#### STORED ROWS ####

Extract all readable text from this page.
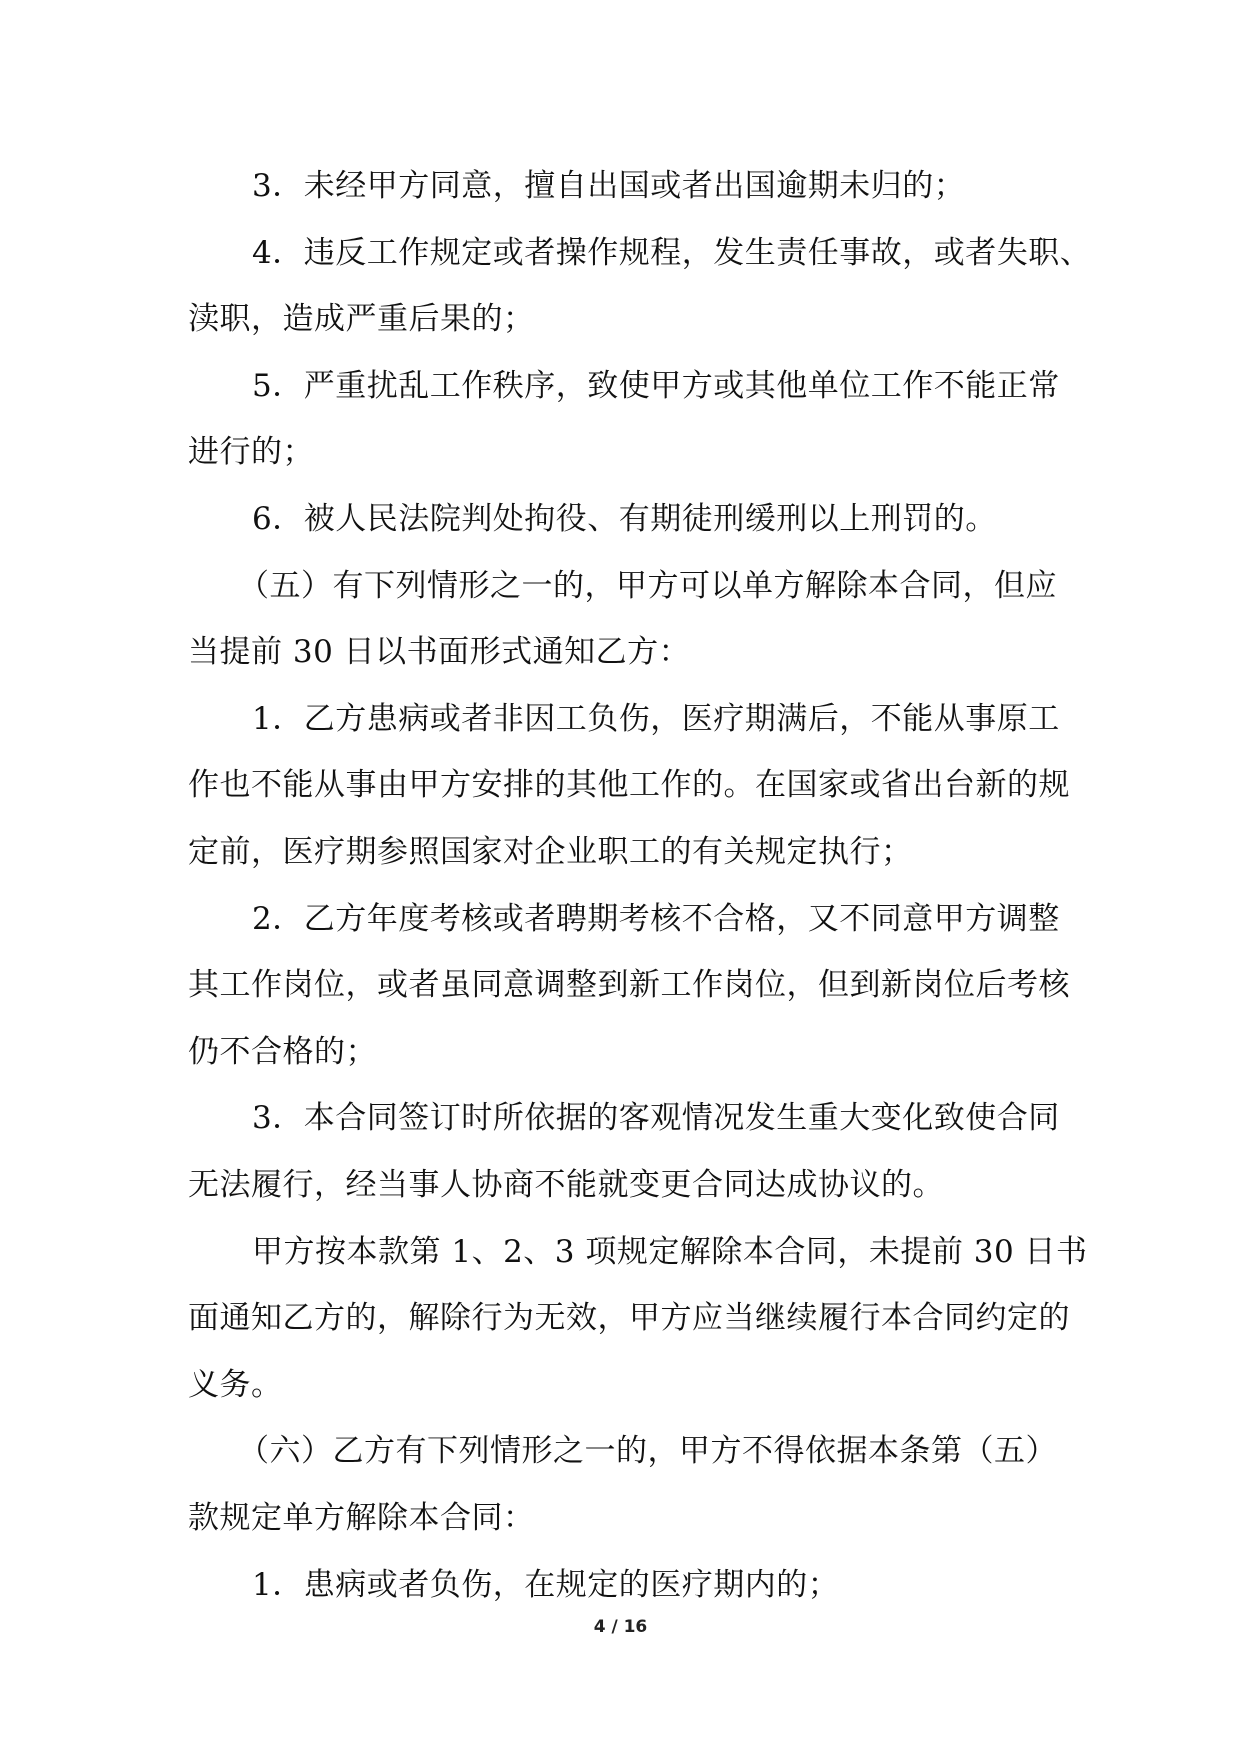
3．未经甲方同意，擅自出国或者出国逾期未归的；
4．违反工作规定或者操作规程，发生责任事故，或者失职、
渎职，造成严重后果的；
5．严重扰乱工作秩序，致使甲方或其他单位工作不能正常
进行的；
6．被人民法院判处拘役、有期徒刑缓刑以上刑罚的。
（五）有下列情形之一的，甲方可以单方解除本合同，但应
当提前 30 日以书面形式通知乙方：
1．乙方患病或者非因工负伤，医疗期满后，不能从事原工
作也不能从事由甲方安排的其他工作的。在国家或省出台新的规
定前，医疗期参照国家对企业职工的有关规定执行；
2．乙方年度考核或者聘期考核不合格，又不同意甲方调整
其工作岗位，或者虽同意调整到新工作岗位，但到新岗位后考核
仍不合格的；
3．本合同签订时所依据的客观情况发生重大变化致使合同
无法履行，经当事人协商不能就变更合同达成协议的。
甲方按本款第 1、2、3 项规定解除本合同，未提前 30 日书
面通知乙方的，解除行为无效，甲方应当继续履行本合同约定的
义务。
（六）乙方有下列情形之一的，甲方不得依据本条第（五）
款规定单方解除本合同：
1．患病或者负伤，在规定的医疗期内的；
4 / 16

####

▶ EXERCISE DESCRIPTION:
Exclude the images and reproduce the remaining data exactly.

▶ SOLUTION TO THE EXERCISE:
Extract all readable text from this page.
3．未经甲方同意，擅自出国或者出国逾期未归的；
4．违反工作规定或者操作规程，发生责任事故，或者失职、
渎职，造成严重后果的；
5．严重扰乱工作秩序，致使甲方或其他单位工作不能正常
进行的；
6．被人民法院判处拘役、有期徒刑缓刑以上刑罚的。
（五）有下列情形之一的，甲方可以单方解除本合同，但应
当提前 30 日以书面形式通知乙方：
1．乙方患病或者非因工负伤，医疗期满后，不能从事原工
作也不能从事由甲方安排的其他工作的。在国家或省出台新的规
定前，医疗期参照国家对企业职工的有关规定执行；
2．乙方年度考核或者聘期考核不合格，又不同意甲方调整
其工作岗位，或者虽同意调整到新工作岗位，但到新岗位后考核
仍不合格的；
3．本合同签订时所依据的客观情况发生重大变化致使合同
无法履行，经当事人协商不能就变更合同达成协议的。
甲方按本款第 1、2、3 项规定解除本合同，未提前 30 日书
面通知乙方的，解除行为无效，甲方应当继续履行本合同约定的
义务。
（六）乙方有下列情形之一的，甲方不得依据本条第（五）
款规定单方解除本合同：
1．患病或者负伤，在规定的医疗期内的；
4 / 16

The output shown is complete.